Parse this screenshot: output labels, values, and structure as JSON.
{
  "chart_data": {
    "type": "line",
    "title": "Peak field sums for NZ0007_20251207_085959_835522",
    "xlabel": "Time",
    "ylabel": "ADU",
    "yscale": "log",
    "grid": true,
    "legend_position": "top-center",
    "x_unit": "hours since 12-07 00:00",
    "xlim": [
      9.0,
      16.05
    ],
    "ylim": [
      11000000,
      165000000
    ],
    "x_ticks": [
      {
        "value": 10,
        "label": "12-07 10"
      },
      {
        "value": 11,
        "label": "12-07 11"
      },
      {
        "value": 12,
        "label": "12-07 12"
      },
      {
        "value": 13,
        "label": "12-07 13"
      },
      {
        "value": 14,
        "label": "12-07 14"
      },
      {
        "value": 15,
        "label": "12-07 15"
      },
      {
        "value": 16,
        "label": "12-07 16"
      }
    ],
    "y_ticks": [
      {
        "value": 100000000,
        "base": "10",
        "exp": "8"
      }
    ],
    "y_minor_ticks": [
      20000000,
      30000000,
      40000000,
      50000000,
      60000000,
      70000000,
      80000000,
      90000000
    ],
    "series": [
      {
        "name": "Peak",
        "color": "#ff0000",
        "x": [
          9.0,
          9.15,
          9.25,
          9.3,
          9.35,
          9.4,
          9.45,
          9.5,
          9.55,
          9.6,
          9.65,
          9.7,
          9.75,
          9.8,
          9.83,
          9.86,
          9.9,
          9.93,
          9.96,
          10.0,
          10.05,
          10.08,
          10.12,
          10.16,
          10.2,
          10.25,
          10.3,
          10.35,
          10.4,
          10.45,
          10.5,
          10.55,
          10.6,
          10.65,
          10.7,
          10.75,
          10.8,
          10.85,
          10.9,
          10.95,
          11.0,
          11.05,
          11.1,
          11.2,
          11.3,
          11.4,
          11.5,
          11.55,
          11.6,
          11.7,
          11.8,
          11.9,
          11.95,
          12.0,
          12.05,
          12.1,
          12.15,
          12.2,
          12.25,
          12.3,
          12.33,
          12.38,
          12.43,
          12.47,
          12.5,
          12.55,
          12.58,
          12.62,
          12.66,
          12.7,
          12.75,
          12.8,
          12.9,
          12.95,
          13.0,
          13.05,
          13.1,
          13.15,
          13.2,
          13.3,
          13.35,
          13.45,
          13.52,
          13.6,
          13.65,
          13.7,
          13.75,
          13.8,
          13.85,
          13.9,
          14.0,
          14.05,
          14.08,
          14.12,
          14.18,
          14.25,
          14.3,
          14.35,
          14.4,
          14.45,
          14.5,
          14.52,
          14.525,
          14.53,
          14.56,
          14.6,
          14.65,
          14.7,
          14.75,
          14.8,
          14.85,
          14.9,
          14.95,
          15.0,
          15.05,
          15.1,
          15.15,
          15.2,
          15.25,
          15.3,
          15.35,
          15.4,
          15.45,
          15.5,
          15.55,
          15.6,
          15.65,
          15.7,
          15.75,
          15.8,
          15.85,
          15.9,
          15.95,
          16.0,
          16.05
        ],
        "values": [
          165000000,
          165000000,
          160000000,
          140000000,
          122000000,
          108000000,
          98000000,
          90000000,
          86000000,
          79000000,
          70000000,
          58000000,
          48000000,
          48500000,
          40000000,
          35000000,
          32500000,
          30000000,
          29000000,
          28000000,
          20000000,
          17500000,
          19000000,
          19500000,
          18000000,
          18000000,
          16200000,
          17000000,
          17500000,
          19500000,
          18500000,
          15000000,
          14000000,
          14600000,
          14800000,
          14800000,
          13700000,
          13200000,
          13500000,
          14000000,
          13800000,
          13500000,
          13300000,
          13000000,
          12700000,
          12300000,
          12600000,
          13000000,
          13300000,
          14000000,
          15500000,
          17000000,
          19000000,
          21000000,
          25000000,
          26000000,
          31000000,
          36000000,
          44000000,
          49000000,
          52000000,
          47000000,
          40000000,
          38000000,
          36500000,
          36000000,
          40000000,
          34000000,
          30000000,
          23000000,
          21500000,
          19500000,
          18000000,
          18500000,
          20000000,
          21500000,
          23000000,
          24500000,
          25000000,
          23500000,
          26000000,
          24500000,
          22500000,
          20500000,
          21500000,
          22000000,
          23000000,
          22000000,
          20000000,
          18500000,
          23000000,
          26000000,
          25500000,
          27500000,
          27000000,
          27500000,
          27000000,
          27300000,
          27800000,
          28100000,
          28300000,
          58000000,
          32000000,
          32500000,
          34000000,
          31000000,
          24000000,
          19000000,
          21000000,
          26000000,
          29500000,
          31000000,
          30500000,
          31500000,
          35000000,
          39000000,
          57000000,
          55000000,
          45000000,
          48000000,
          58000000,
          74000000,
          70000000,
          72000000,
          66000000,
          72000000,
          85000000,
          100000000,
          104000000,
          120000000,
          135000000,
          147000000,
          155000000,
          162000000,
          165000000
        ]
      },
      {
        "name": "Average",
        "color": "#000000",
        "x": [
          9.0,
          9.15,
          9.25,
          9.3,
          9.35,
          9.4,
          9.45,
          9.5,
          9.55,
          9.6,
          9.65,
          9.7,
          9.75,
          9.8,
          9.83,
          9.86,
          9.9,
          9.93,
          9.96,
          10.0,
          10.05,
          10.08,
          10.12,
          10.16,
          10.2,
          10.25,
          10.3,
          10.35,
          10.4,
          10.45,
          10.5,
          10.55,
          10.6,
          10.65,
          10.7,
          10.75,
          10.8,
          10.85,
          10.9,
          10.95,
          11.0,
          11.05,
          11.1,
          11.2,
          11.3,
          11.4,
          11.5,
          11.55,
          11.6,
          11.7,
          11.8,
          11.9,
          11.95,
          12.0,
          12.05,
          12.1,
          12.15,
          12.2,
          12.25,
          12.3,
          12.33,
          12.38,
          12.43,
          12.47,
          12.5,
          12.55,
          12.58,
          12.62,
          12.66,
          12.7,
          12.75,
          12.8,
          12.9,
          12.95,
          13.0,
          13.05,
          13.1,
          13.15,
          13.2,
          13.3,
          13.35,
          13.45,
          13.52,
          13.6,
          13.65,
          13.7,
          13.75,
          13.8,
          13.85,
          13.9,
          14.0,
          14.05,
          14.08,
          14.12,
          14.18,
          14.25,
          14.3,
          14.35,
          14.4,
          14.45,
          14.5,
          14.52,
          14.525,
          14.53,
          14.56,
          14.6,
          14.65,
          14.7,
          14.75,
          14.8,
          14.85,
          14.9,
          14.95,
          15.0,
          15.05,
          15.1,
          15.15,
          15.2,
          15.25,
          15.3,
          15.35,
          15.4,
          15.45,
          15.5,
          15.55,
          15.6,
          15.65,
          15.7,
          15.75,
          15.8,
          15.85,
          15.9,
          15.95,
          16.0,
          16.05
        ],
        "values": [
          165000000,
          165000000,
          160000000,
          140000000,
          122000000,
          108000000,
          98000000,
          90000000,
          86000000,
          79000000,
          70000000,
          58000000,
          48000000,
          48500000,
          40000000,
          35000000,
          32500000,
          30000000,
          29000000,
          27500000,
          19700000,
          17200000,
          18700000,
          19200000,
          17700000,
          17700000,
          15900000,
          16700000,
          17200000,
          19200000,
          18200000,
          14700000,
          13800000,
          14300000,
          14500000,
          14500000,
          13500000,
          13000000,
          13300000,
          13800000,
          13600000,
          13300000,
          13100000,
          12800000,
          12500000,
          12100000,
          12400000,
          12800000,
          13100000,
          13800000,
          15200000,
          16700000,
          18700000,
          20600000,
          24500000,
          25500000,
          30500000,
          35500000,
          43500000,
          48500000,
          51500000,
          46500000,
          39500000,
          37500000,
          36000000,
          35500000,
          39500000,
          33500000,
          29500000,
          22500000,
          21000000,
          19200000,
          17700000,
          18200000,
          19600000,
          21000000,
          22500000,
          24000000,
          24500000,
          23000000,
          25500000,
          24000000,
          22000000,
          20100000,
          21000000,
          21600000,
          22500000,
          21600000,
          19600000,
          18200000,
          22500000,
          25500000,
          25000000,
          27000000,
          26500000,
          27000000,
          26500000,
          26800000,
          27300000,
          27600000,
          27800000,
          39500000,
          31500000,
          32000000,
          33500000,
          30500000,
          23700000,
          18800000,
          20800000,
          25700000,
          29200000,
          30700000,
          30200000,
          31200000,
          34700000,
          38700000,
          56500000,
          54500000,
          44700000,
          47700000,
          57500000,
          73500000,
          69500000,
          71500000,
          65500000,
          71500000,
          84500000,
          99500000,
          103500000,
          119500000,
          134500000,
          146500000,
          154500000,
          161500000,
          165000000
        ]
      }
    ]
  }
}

## WHAT THE EXERCISE ASKS:
For each line in the data above that contains the string "Peak", extract the line.

## RIGHT ANSWER:
    "title": "Peak field sums for NZ0007_20251207_085959_835522",
        "name": "Peak",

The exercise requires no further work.